## ZU ERLEDIGEN
[1] Nenne alle Abkürzungen, die im Artikel über die Bremer DFU vorkommen.
[2] Laut dem Mitgliederrundschreiben im Artikel über die Bremer DFU: Zu wie viel Prozent war die DFU von Geldern aus der DDR abhängig?
[3] Schreib aus dem Artikel über die Bremer DFU den Abschnitt wortgetreu ab, der mit den Worten beginnt, die „Bitter ist tatsächlich“ enthalten, und mit „er nicht sagen.“ schließt.

## ZITIERTER TEXT
________________

Der Ruf ist ruiniert: Bremer DFU will sich auflösen

■ Vorstand dafür, Mitglieder stimmen am 17. Januar ab / Image durch jahrelange DDR-Finanzierung ramponiert / Basis ahnungslos?

Nach der faktischen Auflösung der DKP will sich jetzt - nach fast 30-jährigem Bestehen - auch die Deutsche Friedensunion (DFU) Bremens auflösen. Eine entsprechende Beschlußempfehlung hat der DFU-Vorstand am letzten Montag vorgelegt. Am 17. Januar soll eine Landesmitgliederversammlung über die sofortige Auflösung des Landesverbandes Bremen und den damit verbundenen Austritt aus dem Bundesverband abstimmen.

Ekkehard Lentz, Bremer Sprecher der DFU, geht fest davon aus, daß der Antrag verabschiedet wird. Lentz: „Ich persönlich halte auch nichts davon, einen Laden aufrecht zu erhalten, der nicht aufrecht zu erhalten ist.“ Als Argument für die Auflösung führt Lentz an, daß der kalte Krieg vorbei ist: „Trabbis kommen über die

Grenze und keine Panzer. Ein weiteres Problem ist, daß die DFU in der Öffentlichkeit diskreditiert ist. Man hat Fehler gemacht, die so gravierend sind, daß man damit identifiziert wird.“

„Hauptfehler, mit dem die DFU in der Öffentlichkeit identifiziert“ wird, ist ihre jahrelange Finanzierung durch die DDR. Daß der Geldhahn DDR durch die jüngsten Entwicklungen nun zugedreht wurde, hat die Zukunft der DFU in den bisherigen Strukturen unmöglich gemacht. Das Landesbüro mußte geschlossen werden. Außerdem mußten die hauptamtlichen Mitarbeiter, darunter auch Lentz, entlassen werden. Lentz, der noch ehrenamtlich als Pressesprecher weiterarbeitet, erklärte zum Thema Fremdfinanzierung durch die

DDR: „Viele Leute haben sich gar nicht um diese Problematik gekümmert und dementsprechend wurde dieses Thema fast gar nicht diskutiert.“

Das angebliche Desinteresse an den eigenen Finanzquellen schlug im Dezember in angebliche Betroffenheit um. In einem Mitgliederrundschreiben vom 4.12 stand: „Nun ist es an den Tag gekommen, daß die DFU zu rund 80% von Geldern aus der DDR abhängig war. Das haben uns unsere politischen Gegner immer vorgehalten, wir sind dieser angeblichen Verleumdung immer entgegengetreten. Unsere Glaubwürdigkeit ist tief erschüttert. Der Vorwurf besteht, wir seien in vergangenen Jahren nichts andreres als die bezahlten Vorposten der SED gewesen. Unsere offensichtliche Gutgläubigkeit, die uns nie hat nachfragen lassen, wie die finanzielle Basis der DFU aussieht, rächt sich bitter.“

Bitter ist tatsächlich die wohl vorgeschobene Naivität. Ekkehard Lentz zur Ahnunglosgikeit der DFU-Basis über die eigenen Finanzen:„Jeder konnte sich ja ausrechnen, daß man von den eigenen bescheidenen Mitteln so eine Organisation nicht finanzieren kann.“ Er selbst hatte, wenn

er von Basismitgliedern auf die Finananzierung angesprochen wurde, geantwortet, es gebe Spender, die nicht genannt werden wollten, und es gebe Spenden von Firmen, die im Ost -West-Handel tätig wären. Warum solche Firmen der DFU Geld gaben,

konnte oder wollte er nicht sagen.

________________

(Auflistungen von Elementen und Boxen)
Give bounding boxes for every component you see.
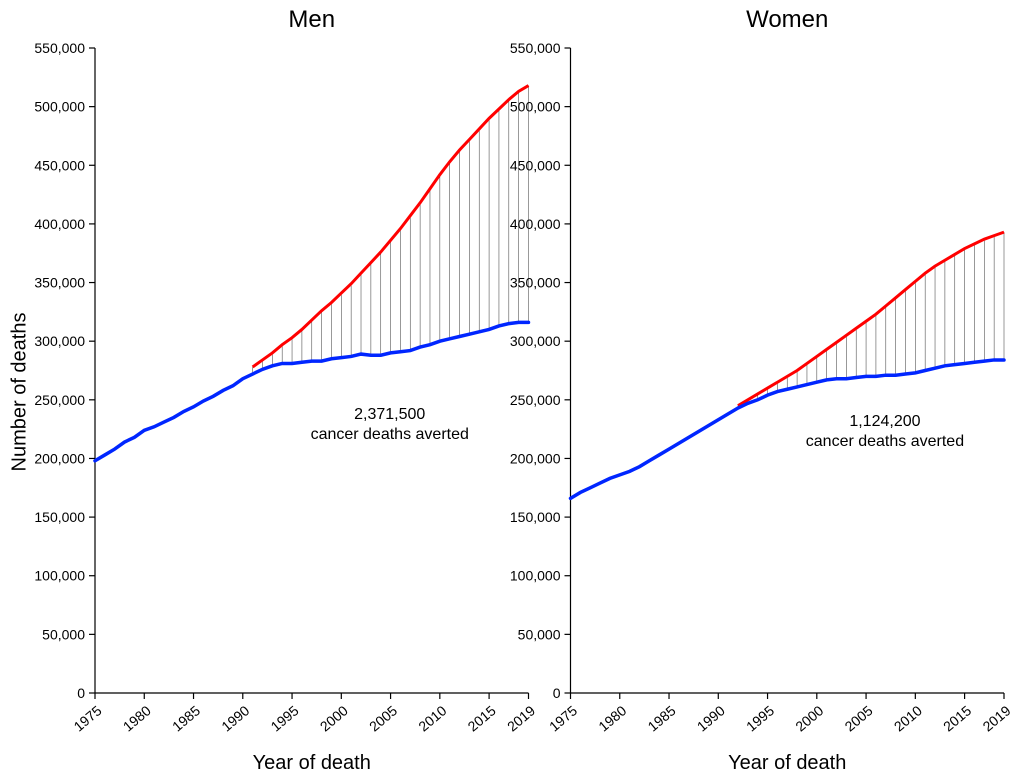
annotation-women-value: 1,124,200 xyxy=(849,413,920,430)
panel-title-women: Women xyxy=(687,6,887,34)
svg-text:1995: 1995 xyxy=(268,702,302,734)
svg-text:1980: 1980 xyxy=(595,702,629,734)
svg-text:300,000: 300,000 xyxy=(510,333,561,349)
svg-text:2000: 2000 xyxy=(317,702,351,734)
svg-text:1985: 1985 xyxy=(169,702,203,734)
svg-text:550,000: 550,000 xyxy=(34,40,85,56)
svg-text:500,000: 500,000 xyxy=(510,99,561,115)
figure-root: 0 50,000 100,000 150,000 200,000 250,000 300,0… xyxy=(0,0,1024,783)
chart-svg: 0 50,000 100,000 150,000 200,000 250,000 300,0… xyxy=(0,0,1024,783)
svg-text:2010: 2010 xyxy=(891,702,925,734)
svg-text:350,000: 350,000 xyxy=(510,275,561,291)
svg-text:2000: 2000 xyxy=(792,702,826,734)
svg-text:1990: 1990 xyxy=(694,702,728,734)
svg-text:1985: 1985 xyxy=(645,702,679,734)
svg-text:2015: 2015 xyxy=(465,702,499,734)
annotation-men-text: cancer deaths averted xyxy=(311,426,469,443)
svg-text:50,000: 50,000 xyxy=(42,626,85,642)
svg-text:0: 0 xyxy=(77,685,85,701)
svg-text:1975: 1975 xyxy=(70,702,104,734)
svg-text:100,000: 100,000 xyxy=(34,568,85,584)
svg-text:2005: 2005 xyxy=(366,702,400,734)
svg-text:250,000: 250,000 xyxy=(34,392,85,408)
svg-text:150,000: 150,000 xyxy=(34,509,85,525)
svg-text:1980: 1980 xyxy=(120,702,154,734)
svg-text:500,000: 500,000 xyxy=(34,99,85,115)
svg-text:2015: 2015 xyxy=(940,702,974,734)
panel-men: 0 50,000 100,000 150,000 200,000 250,000 300,0… xyxy=(34,40,538,735)
annotation-women-text: cancer deaths averted xyxy=(806,433,964,450)
svg-text:1995: 1995 xyxy=(743,702,777,734)
svg-text:450,000: 450,000 xyxy=(510,157,561,173)
svg-text:550,000: 550,000 xyxy=(510,40,561,56)
svg-text:400,000: 400,000 xyxy=(34,216,85,232)
svg-text:2005: 2005 xyxy=(842,702,876,734)
annotation-men: 2,371,500 cancer deaths averted xyxy=(311,405,469,445)
svg-text:2019: 2019 xyxy=(979,702,1013,734)
expected-line-women xyxy=(738,232,1004,406)
svg-text:450,000: 450,000 xyxy=(34,157,85,173)
svg-text:350,000: 350,000 xyxy=(34,275,85,291)
panel-women: 0 50,000 100,000 150,000 200,000 250,000 300,0… xyxy=(510,40,1014,735)
svg-text:300,000: 300,000 xyxy=(34,333,85,349)
svg-text:400,000: 400,000 xyxy=(510,216,561,232)
svg-text:200,000: 200,000 xyxy=(34,450,85,466)
svg-text:1975: 1975 xyxy=(546,702,580,734)
y-axis-label: Number of deaths xyxy=(9,312,32,471)
svg-text:0: 0 xyxy=(553,685,561,701)
svg-text:2010: 2010 xyxy=(415,702,449,734)
svg-text:1990: 1990 xyxy=(218,702,252,734)
svg-text:200,000: 200,000 xyxy=(510,450,561,466)
annotation-women: 1,124,200 cancer deaths averted xyxy=(806,412,964,452)
svg-text:50,000: 50,000 xyxy=(518,626,561,642)
x-axis-label-women: Year of death xyxy=(637,752,937,775)
x-axis-label-men: Year of death xyxy=(162,752,462,775)
svg-text:100,000: 100,000 xyxy=(510,568,561,584)
annotation-men-value: 2,371,500 xyxy=(354,406,425,423)
svg-text:2019: 2019 xyxy=(504,702,538,734)
panel-title-men: Men xyxy=(212,6,412,34)
svg-text:250,000: 250,000 xyxy=(510,392,561,408)
svg-text:150,000: 150,000 xyxy=(510,509,561,525)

________________

## ANTWORTEN DER REIHE NACH
[1] DKP, DFU, DDR, SED

[2] Zu rund 80 %.

[3]
Bitter ist tatsächlich die wohl vorgeschobene Naivität. Ekkehard Lentz zur Ahnunglosgikeit der DFU-Basis über die eigenen Finanzen:„Jeder konnte sich ja ausrechnen, daß man von den eigenen bescheidenen Mitteln so eine Organisation nicht finanzieren kann.“ Er selbst hatte, wenn

er von Basismitgliedern auf die Finananzierung angesprochen wurde, geantwortet, es gebe Spender, die nicht genannt werden wollten, und es gebe Spenden von Firmen, die im Ost -West-Handel tätig wären. Warum solche Firmen der DFU Geld gaben,

konnte oder wollte er nicht sagen.